[Rows from a figure dataset]
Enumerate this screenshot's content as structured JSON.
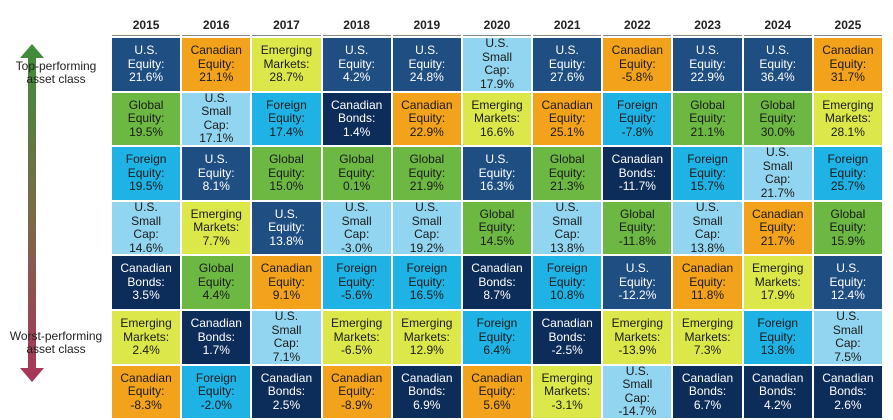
{
  "side_labels": {
    "top": "Top-performing asset class",
    "bottom": "Worst-performing asset class"
  },
  "table": {
    "years": [
      "2015",
      "2016",
      "2017",
      "2018",
      "2019",
      "2020",
      "2021",
      "2022",
      "2023",
      "2024",
      "2025"
    ],
    "rows": [
      [
        {
          "label": "U.S. Equity:",
          "value": "21.6%",
          "color": "#1f4e82"
        },
        {
          "label": "Canadian Equity:",
          "value": "21.1%",
          "color": "#f3a21c"
        },
        {
          "label": "Emerging Markets:",
          "value": "28.7%",
          "color": "#dce84a"
        },
        {
          "label": "U.S. Equity:",
          "value": "4.2%",
          "color": "#1f4e82"
        },
        {
          "label": "U.S. Equity:",
          "value": "24.8%",
          "color": "#1f4e82"
        },
        {
          "label": "U.S. Small Cap:",
          "value": "17.9%",
          "color": "#92d5f0"
        },
        {
          "label": "U.S. Equity:",
          "value": "27.6%",
          "color": "#1f4e82"
        },
        {
          "label": "Canadian Equity:",
          "value": "-5.8%",
          "color": "#f3a21c"
        },
        {
          "label": "U.S. Equity:",
          "value": "22.9%",
          "color": "#1f4e82"
        },
        {
          "label": "U.S. Equity:",
          "value": "36.4%",
          "color": "#1f4e82"
        },
        {
          "label": "Canadian Equity:",
          "value": "31.7%",
          "color": "#f3a21c"
        }
      ],
      [
        {
          "label": "Global Equity:",
          "value": "19.5%",
          "color": "#6cb843"
        },
        {
          "label": "U.S. Small Cap:",
          "value": "17.1%",
          "color": "#92d5f0"
        },
        {
          "label": "Foreign Equity:",
          "value": "17.4%",
          "color": "#1fb3e5"
        },
        {
          "label": "Canadian Bonds:",
          "value": "1.4%",
          "color": "#0c2c5a"
        },
        {
          "label": "Canadian Equity:",
          "value": "22.9%",
          "color": "#f3a21c"
        },
        {
          "label": "Emerging Markets:",
          "value": "16.6%",
          "color": "#dce84a"
        },
        {
          "label": "Canadian Equity:",
          "value": "25.1%",
          "color": "#f3a21c"
        },
        {
          "label": "Foreign Equity:",
          "value": "-7.8%",
          "color": "#1fb3e5"
        },
        {
          "label": "Global Equity:",
          "value": "21.1%",
          "color": "#6cb843"
        },
        {
          "label": "Global Equity:",
          "value": "30.0%",
          "color": "#6cb843"
        },
        {
          "label": "Emerging Markets:",
          "value": "28.1%",
          "color": "#dce84a"
        }
      ],
      [
        {
          "label": "Foreign Equity:",
          "value": "19.5%",
          "color": "#1fb3e5"
        },
        {
          "label": "U.S. Equity:",
          "value": "8.1%",
          "color": "#1f4e82"
        },
        {
          "label": "Global Equity:",
          "value": "15.0%",
          "color": "#6cb843"
        },
        {
          "label": "Global Equity:",
          "value": "0.1%",
          "color": "#6cb843"
        },
        {
          "label": "Global Equity:",
          "value": "21.9%",
          "color": "#6cb843"
        },
        {
          "label": "U.S. Equity:",
          "value": "16.3%",
          "color": "#1f4e82"
        },
        {
          "label": "Global Equity:",
          "value": "21.3%",
          "color": "#6cb843"
        },
        {
          "label": "Canadian Bonds:",
          "value": "-11.7%",
          "color": "#0c2c5a"
        },
        {
          "label": "Foreign Equity:",
          "value": "15.7%",
          "color": "#1fb3e5"
        },
        {
          "label": "U.S. Small Cap:",
          "value": "21.7%",
          "color": "#92d5f0"
        },
        {
          "label": "Foreign Equity:",
          "value": "25.7%",
          "color": "#1fb3e5"
        }
      ],
      [
        {
          "label": "U.S. Small Cap:",
          "value": "14.6%",
          "color": "#92d5f0"
        },
        {
          "label": "Emerging Markets:",
          "value": "7.7%",
          "color": "#dce84a"
        },
        {
          "label": "U.S. Equity:",
          "value": "13.8%",
          "color": "#1f4e82"
        },
        {
          "label": "U.S. Small Cap:",
          "value": "-3.0%",
          "color": "#92d5f0"
        },
        {
          "label": "U.S. Small Cap:",
          "value": "19.2%",
          "color": "#92d5f0"
        },
        {
          "label": "Global Equity:",
          "value": "14.5%",
          "color": "#6cb843"
        },
        {
          "label": "U.S. Small Cap:",
          "value": "13.8%",
          "color": "#92d5f0"
        },
        {
          "label": "Global Equity:",
          "value": "-11.8%",
          "color": "#6cb843"
        },
        {
          "label": "U.S. Small Cap:",
          "value": "13.8%",
          "color": "#92d5f0"
        },
        {
          "label": "Canadian Equity:",
          "value": "21.7%",
          "color": "#f3a21c"
        },
        {
          "label": "Global Equity:",
          "value": "15.9%",
          "color": "#6cb843"
        }
      ],
      [
        {
          "label": "Canadian Bonds:",
          "value": "3.5%",
          "color": "#0c2c5a"
        },
        {
          "label": "Global Equity:",
          "value": "4.4%",
          "color": "#6cb843"
        },
        {
          "label": "Canadian Equity:",
          "value": "9.1%",
          "color": "#f3a21c"
        },
        {
          "label": "Foreign Equity:",
          "value": "-5.6%",
          "color": "#1fb3e5"
        },
        {
          "label": "Foreign Equity:",
          "value": "16.5%",
          "color": "#1fb3e5"
        },
        {
          "label": "Canadian Bonds:",
          "value": "8.7%",
          "color": "#0c2c5a"
        },
        {
          "label": "Foreign Equity:",
          "value": "10.8%",
          "color": "#1fb3e5"
        },
        {
          "label": "U.S. Equity:",
          "value": "-12.2%",
          "color": "#1f4e82"
        },
        {
          "label": "Canadian Equity:",
          "value": "11.8%",
          "color": "#f3a21c"
        },
        {
          "label": "Emerging Markets:",
          "value": "17.9%",
          "color": "#dce84a"
        },
        {
          "label": "U.S. Equity:",
          "value": "12.4%",
          "color": "#1f4e82"
        }
      ],
      [
        {
          "label": "Emerging Markets:",
          "value": "2.4%",
          "color": "#dce84a"
        },
        {
          "label": "Canadian Bonds:",
          "value": "1.7%",
          "color": "#0c2c5a"
        },
        {
          "label": "U.S. Small Cap:",
          "value": "7.1%",
          "color": "#92d5f0"
        },
        {
          "label": "Emerging Markets:",
          "value": "-6.5%",
          "color": "#dce84a"
        },
        {
          "label": "Emerging Markets:",
          "value": "12.9%",
          "color": "#dce84a"
        },
        {
          "label": "Foreign Equity:",
          "value": "6.4%",
          "color": "#1fb3e5"
        },
        {
          "label": "Canadian Bonds:",
          "value": "-2.5%",
          "color": "#0c2c5a"
        },
        {
          "label": "Emerging Markets:",
          "value": "-13.9%",
          "color": "#dce84a"
        },
        {
          "label": "Emerging Markets:",
          "value": "7.3%",
          "color": "#dce84a"
        },
        {
          "label": "Foreign Equity:",
          "value": "13.8%",
          "color": "#1fb3e5"
        },
        {
          "label": "U.S. Small Cap:",
          "value": "7.5%",
          "color": "#92d5f0"
        }
      ],
      [
        {
          "label": "Canadian Equity:",
          "value": "-8.3%",
          "color": "#f3a21c"
        },
        {
          "label": "Foreign Equity:",
          "value": "-2.0%",
          "color": "#1fb3e5"
        },
        {
          "label": "Canadian Bonds:",
          "value": "2.5%",
          "color": "#0c2c5a"
        },
        {
          "label": "Canadian Equity:",
          "value": "-8.9%",
          "color": "#f3a21c"
        },
        {
          "label": "Canadian Bonds:",
          "value": "6.9%",
          "color": "#0c2c5a"
        },
        {
          "label": "Canadian Equity:",
          "value": "5.6%",
          "color": "#f3a21c"
        },
        {
          "label": "Emerging Markets:",
          "value": "-3.1%",
          "color": "#dce84a"
        },
        {
          "label": "U.S. Small Cap:",
          "value": "-14.7%",
          "color": "#92d5f0"
        },
        {
          "label": "Canadian Bonds:",
          "value": "6.7%",
          "color": "#0c2c5a"
        },
        {
          "label": "Canadian Bonds:",
          "value": "4.2%",
          "color": "#0c2c5a"
        },
        {
          "label": "Canadian Bonds:",
          "value": "2.6%",
          "color": "#0c2c5a"
        }
      ]
    ]
  }
}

• **Task goal**
Tell how many lines hold the string "performing", giving the number and nothing else.

• **Complete output**
2